▶ TASK TO COMPLETE:
Select the lines below containing the word "Temperaturfehler".

▶ RECORDS SHOWN:
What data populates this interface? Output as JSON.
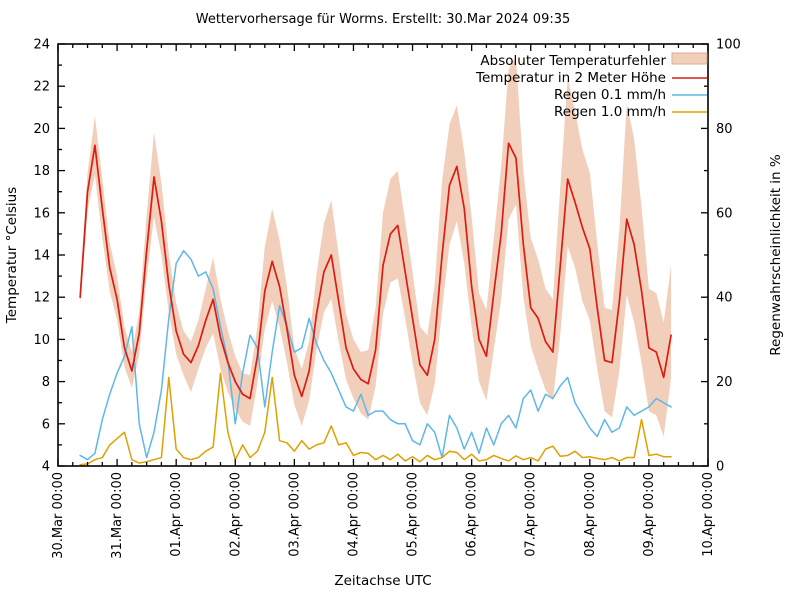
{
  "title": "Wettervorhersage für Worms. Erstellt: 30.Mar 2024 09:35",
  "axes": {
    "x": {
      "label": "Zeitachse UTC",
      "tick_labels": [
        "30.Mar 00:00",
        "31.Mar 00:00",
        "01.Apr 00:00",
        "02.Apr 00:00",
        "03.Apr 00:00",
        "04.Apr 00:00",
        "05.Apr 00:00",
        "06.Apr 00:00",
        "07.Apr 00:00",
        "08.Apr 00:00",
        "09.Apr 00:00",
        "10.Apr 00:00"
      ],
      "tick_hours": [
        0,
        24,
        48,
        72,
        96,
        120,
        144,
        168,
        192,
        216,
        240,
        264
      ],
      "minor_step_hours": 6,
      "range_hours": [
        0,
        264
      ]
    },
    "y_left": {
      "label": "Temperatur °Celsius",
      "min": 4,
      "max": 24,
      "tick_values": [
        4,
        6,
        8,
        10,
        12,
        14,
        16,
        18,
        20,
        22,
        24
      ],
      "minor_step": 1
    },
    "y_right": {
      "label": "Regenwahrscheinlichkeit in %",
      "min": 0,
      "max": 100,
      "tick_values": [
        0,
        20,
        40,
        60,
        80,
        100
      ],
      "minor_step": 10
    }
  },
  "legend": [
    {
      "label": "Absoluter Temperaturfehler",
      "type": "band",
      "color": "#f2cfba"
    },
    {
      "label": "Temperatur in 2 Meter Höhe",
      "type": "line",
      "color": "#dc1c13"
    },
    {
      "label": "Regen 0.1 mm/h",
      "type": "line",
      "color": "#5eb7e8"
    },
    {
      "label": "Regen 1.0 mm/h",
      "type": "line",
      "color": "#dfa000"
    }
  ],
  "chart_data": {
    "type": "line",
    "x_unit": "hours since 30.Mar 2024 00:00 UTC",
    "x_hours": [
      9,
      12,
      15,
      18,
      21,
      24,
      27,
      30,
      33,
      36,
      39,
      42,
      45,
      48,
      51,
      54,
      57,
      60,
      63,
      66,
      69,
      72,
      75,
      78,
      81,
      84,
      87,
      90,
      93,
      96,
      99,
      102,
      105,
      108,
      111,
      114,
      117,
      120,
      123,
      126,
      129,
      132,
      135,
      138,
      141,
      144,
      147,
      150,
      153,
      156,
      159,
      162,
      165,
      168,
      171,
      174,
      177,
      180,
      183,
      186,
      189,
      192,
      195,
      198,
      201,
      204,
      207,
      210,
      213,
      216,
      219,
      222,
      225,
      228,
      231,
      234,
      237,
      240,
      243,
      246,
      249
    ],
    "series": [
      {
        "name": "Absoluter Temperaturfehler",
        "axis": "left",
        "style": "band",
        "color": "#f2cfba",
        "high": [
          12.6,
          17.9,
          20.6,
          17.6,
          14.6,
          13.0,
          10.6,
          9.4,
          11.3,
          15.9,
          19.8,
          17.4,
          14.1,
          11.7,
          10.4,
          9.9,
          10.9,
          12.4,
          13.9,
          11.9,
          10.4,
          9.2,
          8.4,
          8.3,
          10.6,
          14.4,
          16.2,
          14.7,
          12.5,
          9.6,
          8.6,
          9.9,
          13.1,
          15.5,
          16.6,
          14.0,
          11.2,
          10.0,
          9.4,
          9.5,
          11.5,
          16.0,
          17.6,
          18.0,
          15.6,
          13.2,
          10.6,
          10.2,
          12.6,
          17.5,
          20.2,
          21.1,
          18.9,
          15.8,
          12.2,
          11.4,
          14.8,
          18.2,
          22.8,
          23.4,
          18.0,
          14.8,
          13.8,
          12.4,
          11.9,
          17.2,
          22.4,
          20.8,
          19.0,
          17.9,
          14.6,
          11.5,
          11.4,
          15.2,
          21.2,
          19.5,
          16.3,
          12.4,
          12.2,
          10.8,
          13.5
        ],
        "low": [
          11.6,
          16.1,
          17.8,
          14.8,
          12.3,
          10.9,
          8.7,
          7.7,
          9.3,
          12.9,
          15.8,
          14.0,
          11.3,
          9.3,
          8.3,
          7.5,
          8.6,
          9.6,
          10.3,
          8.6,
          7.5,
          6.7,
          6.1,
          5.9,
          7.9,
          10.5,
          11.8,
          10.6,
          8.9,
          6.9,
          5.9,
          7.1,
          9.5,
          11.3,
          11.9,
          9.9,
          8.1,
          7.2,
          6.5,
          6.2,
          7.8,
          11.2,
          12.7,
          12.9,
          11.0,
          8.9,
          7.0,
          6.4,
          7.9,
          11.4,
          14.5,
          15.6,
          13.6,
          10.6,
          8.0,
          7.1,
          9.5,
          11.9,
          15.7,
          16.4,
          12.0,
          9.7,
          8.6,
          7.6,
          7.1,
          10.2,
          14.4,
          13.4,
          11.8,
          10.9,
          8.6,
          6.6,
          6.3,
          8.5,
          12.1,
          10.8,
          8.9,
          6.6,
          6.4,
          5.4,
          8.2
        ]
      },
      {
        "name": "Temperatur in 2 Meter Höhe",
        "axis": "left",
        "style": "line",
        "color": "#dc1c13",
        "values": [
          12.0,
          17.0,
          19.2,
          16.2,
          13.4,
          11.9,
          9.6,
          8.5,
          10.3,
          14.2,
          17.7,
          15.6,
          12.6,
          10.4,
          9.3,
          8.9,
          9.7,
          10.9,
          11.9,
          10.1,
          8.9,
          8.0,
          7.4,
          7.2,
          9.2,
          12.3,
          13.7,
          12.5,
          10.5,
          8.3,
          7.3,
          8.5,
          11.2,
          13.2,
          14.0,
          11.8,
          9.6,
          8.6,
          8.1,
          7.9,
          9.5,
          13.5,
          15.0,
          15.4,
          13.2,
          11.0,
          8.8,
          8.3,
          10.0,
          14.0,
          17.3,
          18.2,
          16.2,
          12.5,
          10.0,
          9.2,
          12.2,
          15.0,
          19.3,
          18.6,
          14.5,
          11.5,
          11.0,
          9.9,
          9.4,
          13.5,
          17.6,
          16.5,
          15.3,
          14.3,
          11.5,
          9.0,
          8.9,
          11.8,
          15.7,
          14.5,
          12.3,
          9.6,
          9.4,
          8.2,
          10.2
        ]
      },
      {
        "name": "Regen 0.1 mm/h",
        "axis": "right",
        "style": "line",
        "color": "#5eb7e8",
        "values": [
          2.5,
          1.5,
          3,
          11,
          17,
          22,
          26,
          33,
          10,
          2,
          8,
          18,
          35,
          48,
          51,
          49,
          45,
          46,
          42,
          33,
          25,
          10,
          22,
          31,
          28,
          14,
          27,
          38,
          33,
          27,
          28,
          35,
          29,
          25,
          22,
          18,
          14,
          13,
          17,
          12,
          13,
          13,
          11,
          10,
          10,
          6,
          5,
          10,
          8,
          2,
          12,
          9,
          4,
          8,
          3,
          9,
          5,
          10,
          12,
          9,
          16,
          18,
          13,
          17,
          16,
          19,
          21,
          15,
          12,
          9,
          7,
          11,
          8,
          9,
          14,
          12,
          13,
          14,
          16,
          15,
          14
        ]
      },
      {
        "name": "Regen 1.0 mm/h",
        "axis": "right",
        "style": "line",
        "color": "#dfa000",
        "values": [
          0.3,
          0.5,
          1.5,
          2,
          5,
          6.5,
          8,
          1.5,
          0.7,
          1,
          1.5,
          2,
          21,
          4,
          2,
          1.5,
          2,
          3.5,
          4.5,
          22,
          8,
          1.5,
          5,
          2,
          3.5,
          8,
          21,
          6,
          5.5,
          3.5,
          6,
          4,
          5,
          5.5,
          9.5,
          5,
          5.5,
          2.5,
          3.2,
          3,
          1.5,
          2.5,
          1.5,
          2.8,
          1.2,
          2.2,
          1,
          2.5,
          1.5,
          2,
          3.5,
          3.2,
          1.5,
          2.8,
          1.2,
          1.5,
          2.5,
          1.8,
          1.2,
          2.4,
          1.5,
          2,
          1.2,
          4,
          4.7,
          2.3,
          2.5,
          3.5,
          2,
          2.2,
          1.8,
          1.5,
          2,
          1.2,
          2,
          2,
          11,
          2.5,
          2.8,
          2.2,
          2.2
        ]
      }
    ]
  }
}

▶ WRITTEN ANSWER:
      "label": "Absoluter Temperaturfehler",
        "name": "Absoluter Temperaturfehler",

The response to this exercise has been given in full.